The listing below should be copied in full, word for word.

> Some records:
______

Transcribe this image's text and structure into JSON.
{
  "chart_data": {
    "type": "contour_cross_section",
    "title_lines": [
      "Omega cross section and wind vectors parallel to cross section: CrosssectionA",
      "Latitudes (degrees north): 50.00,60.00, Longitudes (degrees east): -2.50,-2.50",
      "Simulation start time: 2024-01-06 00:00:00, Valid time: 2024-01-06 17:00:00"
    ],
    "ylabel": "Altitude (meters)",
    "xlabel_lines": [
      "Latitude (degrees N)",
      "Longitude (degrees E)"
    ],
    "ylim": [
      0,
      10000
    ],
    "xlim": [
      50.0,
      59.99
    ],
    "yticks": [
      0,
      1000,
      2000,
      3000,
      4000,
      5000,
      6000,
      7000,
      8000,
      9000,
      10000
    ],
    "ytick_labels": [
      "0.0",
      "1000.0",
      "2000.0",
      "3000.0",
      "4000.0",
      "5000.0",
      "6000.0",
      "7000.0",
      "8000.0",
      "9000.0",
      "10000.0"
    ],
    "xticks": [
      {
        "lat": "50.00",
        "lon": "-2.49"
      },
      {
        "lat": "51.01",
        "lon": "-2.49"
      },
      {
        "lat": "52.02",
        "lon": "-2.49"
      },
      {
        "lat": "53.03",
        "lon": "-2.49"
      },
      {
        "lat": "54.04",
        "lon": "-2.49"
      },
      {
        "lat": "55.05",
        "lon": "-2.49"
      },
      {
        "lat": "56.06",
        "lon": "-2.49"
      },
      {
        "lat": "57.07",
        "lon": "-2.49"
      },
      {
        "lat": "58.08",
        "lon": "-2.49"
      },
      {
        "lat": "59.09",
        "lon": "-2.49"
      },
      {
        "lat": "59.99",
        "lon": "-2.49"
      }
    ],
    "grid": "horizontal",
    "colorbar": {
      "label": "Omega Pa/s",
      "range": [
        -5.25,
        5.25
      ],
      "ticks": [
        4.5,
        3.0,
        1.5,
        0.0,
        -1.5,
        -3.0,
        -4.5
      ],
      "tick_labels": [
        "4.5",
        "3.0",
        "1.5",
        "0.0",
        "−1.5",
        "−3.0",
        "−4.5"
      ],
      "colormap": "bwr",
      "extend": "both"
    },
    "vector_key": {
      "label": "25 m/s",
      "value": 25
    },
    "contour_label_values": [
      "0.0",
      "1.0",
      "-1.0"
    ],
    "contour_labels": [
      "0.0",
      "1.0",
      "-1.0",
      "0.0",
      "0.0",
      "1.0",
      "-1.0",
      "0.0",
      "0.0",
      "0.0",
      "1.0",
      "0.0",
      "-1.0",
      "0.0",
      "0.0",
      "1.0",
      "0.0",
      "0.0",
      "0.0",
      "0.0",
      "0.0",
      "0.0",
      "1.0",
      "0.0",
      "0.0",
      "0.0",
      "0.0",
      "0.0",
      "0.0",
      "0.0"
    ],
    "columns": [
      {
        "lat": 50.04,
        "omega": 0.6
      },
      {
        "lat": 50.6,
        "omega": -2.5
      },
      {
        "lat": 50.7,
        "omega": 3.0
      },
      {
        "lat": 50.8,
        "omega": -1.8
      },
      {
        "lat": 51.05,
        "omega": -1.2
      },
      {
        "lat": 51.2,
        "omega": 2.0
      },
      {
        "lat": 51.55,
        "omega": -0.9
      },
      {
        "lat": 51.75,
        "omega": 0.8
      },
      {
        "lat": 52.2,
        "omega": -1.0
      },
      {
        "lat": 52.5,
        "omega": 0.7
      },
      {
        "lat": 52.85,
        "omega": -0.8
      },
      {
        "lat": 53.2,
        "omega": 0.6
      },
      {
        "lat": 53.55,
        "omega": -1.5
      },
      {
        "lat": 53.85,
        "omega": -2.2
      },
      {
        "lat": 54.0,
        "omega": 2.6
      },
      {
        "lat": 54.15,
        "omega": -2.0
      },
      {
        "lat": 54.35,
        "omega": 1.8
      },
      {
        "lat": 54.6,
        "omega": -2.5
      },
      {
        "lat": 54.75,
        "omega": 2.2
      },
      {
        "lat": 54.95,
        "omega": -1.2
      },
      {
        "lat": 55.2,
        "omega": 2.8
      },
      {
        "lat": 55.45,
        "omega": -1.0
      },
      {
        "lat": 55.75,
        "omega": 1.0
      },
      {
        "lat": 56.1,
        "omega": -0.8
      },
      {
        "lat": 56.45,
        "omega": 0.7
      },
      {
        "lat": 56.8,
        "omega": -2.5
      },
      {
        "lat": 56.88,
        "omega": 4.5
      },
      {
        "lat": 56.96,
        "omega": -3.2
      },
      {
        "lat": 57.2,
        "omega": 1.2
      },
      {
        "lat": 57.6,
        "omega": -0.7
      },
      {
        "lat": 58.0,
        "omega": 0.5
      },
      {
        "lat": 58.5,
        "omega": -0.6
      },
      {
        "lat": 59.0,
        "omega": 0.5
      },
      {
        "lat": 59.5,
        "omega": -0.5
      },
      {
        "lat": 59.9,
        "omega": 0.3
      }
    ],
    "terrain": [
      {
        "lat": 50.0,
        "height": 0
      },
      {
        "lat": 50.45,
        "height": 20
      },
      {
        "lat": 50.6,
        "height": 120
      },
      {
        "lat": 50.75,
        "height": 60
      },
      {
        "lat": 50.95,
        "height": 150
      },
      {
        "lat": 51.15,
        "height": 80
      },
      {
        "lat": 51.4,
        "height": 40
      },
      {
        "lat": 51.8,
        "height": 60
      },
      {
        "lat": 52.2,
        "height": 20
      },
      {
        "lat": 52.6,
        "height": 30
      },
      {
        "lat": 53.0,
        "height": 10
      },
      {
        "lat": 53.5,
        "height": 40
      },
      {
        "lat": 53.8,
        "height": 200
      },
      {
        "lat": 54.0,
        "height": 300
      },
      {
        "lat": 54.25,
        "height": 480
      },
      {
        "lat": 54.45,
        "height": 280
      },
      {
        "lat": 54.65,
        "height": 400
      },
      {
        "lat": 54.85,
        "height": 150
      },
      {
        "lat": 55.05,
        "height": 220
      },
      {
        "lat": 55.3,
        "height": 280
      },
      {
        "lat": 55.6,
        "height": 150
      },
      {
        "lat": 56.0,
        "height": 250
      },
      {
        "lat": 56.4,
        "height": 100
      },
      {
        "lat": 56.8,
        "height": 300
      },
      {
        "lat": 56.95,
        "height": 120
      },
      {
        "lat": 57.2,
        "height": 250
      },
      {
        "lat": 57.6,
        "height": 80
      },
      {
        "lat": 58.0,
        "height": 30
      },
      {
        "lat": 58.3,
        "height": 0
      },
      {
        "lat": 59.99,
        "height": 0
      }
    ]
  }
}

______

> Response:
Transcribe this image's text and structure into JSON.
{
  "chart_data": {
    "type": "contour_cross_section",
    "title_lines": [
      "Omega cross section and wind vectors parallel to cross section: CrosssectionA",
      "Latitudes (degrees north): 50.00,60.00, Longitudes (degrees east): -2.50,-2.50",
      "Simulation start time: 2024-01-06 00:00:00, Valid time: 2024-01-06 17:00:00"
    ],
    "ylabel": "Altitude (meters)",
    "xlabel_lines": [
      "Latitude (degrees N)",
      "Longitude (degrees E)"
    ],
    "ylim": [
      0,
      10000
    ],
    "xlim": [
      50.0,
      59.99
    ],
    "yticks": [
      0,
      1000,
      2000,
      3000,
      4000,
      5000,
      6000,
      7000,
      8000,
      9000,
      10000
    ],
    "ytick_labels": [
      "0.0",
      "1000.0",
      "2000.0",
      "3000.0",
      "4000.0",
      "5000.0",
      "6000.0",
      "7000.0",
      "8000.0",
      "9000.0",
      "10000.0"
    ],
    "xticks": [
      {
        "lat": "50.00",
        "lon": "-2.49"
      },
      {
        "lat": "51.01",
        "lon": "-2.49"
      },
      {
        "lat": "52.02",
        "lon": "-2.49"
      },
      {
        "lat": "53.03",
        "lon": "-2.49"
      },
      {
        "lat": "54.04",
        "lon": "-2.49"
      },
      {
        "lat": "55.05",
        "lon": "-2.49"
      },
      {
        "lat": "56.06",
        "lon": "-2.49"
      },
      {
        "lat": "57.07",
        "lon": "-2.49"
      },
      {
        "lat": "58.08",
        "lon": "-2.49"
      },
      {
        "lat": "59.09",
        "lon": "-2.49"
      },
      {
        "lat": "59.99",
        "lon": "-2.49"
      }
    ],
    "grid": "horizontal",
    "colorbar": {
      "label": "Omega Pa/s",
      "range": [
        -5.25,
        5.25
      ],
      "ticks": [
        4.5,
        3.0,
        1.5,
        0.0,
        -1.5,
        -3.0,
        -4.5
      ],
      "tick_labels": [
        "4.5",
        "3.0",
        "1.5",
        "0.0",
        "−1.5",
        "−3.0",
        "−4.5"
      ],
      "colormap": "bwr",
      "extend": "both"
    },
    "vector_key": {
      "label": "25 m/s",
      "value": 25
    },
    "contour_label_values": [
      "0.0",
      "1.0",
      "-1.0"
    ],
    "contour_labels": [
      "0.0",
      "1.0",
      "-1.0",
      "0.0",
      "0.0",
      "1.0",
      "-1.0",
      "0.0",
      "0.0",
      "0.0",
      "1.0",
      "0.0",
      "-1.0",
      "0.0",
      "0.0",
      "1.0",
      "0.0",
      "0.0",
      "0.0",
      "0.0",
      "0.0",
      "0.0",
      "1.0",
      "0.0",
      "0.0",
      "0.0",
      "0.0",
      "0.0",
      "0.0",
      "0.0"
    ],
    "columns": [
      {
        "lat": 50.04,
        "omega": 0.6
      },
      {
        "lat": 50.6,
        "omega": -2.5
      },
      {
        "lat": 50.7,
        "omega": 3.0
      },
      {
        "lat": 50.8,
        "omega": -1.8
      },
      {
        "lat": 51.05,
        "omega": -1.2
      },
      {
        "lat": 51.2,
        "omega": 2.0
      },
      {
        "lat": 51.55,
        "omega": -0.9
      },
      {
        "lat": 51.75,
        "omega": 0.8
      },
      {
        "lat": 52.2,
        "omega": -1.0
      },
      {
        "lat": 52.5,
        "omega": 0.7
      },
      {
        "lat": 52.85,
        "omega": -0.8
      },
      {
        "lat": 53.2,
        "omega": 0.6
      },
      {
        "lat": 53.55,
        "omega": -1.5
      },
      {
        "lat": 53.85,
        "omega": -2.2
      },
      {
        "lat": 54.0,
        "omega": 2.6
      },
      {
        "lat": 54.15,
        "omega": -2.0
      },
      {
        "lat": 54.35,
        "omega": 1.8
      },
      {
        "lat": 54.6,
        "omega": -2.5
      },
      {
        "lat": 54.75,
        "omega": 2.2
      },
      {
        "lat": 54.95,
        "omega": -1.2
      },
      {
        "lat": 55.2,
        "omega": 2.8
      },
      {
        "lat": 55.45,
        "omega": -1.0
      },
      {
        "lat": 55.75,
        "omega": 1.0
      },
      {
        "lat": 56.1,
        "omega": -0.8
      },
      {
        "lat": 56.45,
        "omega": 0.7
      },
      {
        "lat": 56.8,
        "omega": -2.5
      },
      {
        "lat": 56.88,
        "omega": 4.5
      },
      {
        "lat": 56.96,
        "omega": -3.2
      },
      {
        "lat": 57.2,
        "omega": 1.2
      },
      {
        "lat": 57.6,
        "omega": -0.7
      },
      {
        "lat": 58.0,
        "omega": 0.5
      },
      {
        "lat": 58.5,
        "omega": -0.6
      },
      {
        "lat": 59.0,
        "omega": 0.5
      },
      {
        "lat": 59.5,
        "omega": -0.5
      },
      {
        "lat": 59.9,
        "omega": 0.3
      }
    ],
    "terrain": [
      {
        "lat": 50.0,
        "height": 0
      },
      {
        "lat": 50.45,
        "height": 20
      },
      {
        "lat": 50.6,
        "height": 120
      },
      {
        "lat": 50.75,
        "height": 60
      },
      {
        "lat": 50.95,
        "height": 150
      },
      {
        "lat": 51.15,
        "height": 80
      },
      {
        "lat": 51.4,
        "height": 40
      },
      {
        "lat": 51.8,
        "height": 60
      },
      {
        "lat": 52.2,
        "height": 20
      },
      {
        "lat": 52.6,
        "height": 30
      },
      {
        "lat": 53.0,
        "height": 10
      },
      {
        "lat": 53.5,
        "height": 40
      },
      {
        "lat": 53.8,
        "height": 200
      },
      {
        "lat": 54.0,
        "height": 300
      },
      {
        "lat": 54.25,
        "height": 480
      },
      {
        "lat": 54.45,
        "height": 280
      },
      {
        "lat": 54.65,
        "height": 400
      },
      {
        "lat": 54.85,
        "height": 150
      },
      {
        "lat": 55.05,
        "height": 220
      },
      {
        "lat": 55.3,
        "height": 280
      },
      {
        "lat": 55.6,
        "height": 150
      },
      {
        "lat": 56.0,
        "height": 250
      },
      {
        "lat": 56.4,
        "height": 100
      },
      {
        "lat": 56.8,
        "height": 300
      },
      {
        "lat": 56.95,
        "height": 120
      },
      {
        "lat": 57.2,
        "height": 250
      },
      {
        "lat": 57.6,
        "height": 80
      },
      {
        "lat": 58.0,
        "height": 30
      },
      {
        "lat": 58.3,
        "height": 0
      },
      {
        "lat": 59.99,
        "height": 0
      }
    ]
  }
}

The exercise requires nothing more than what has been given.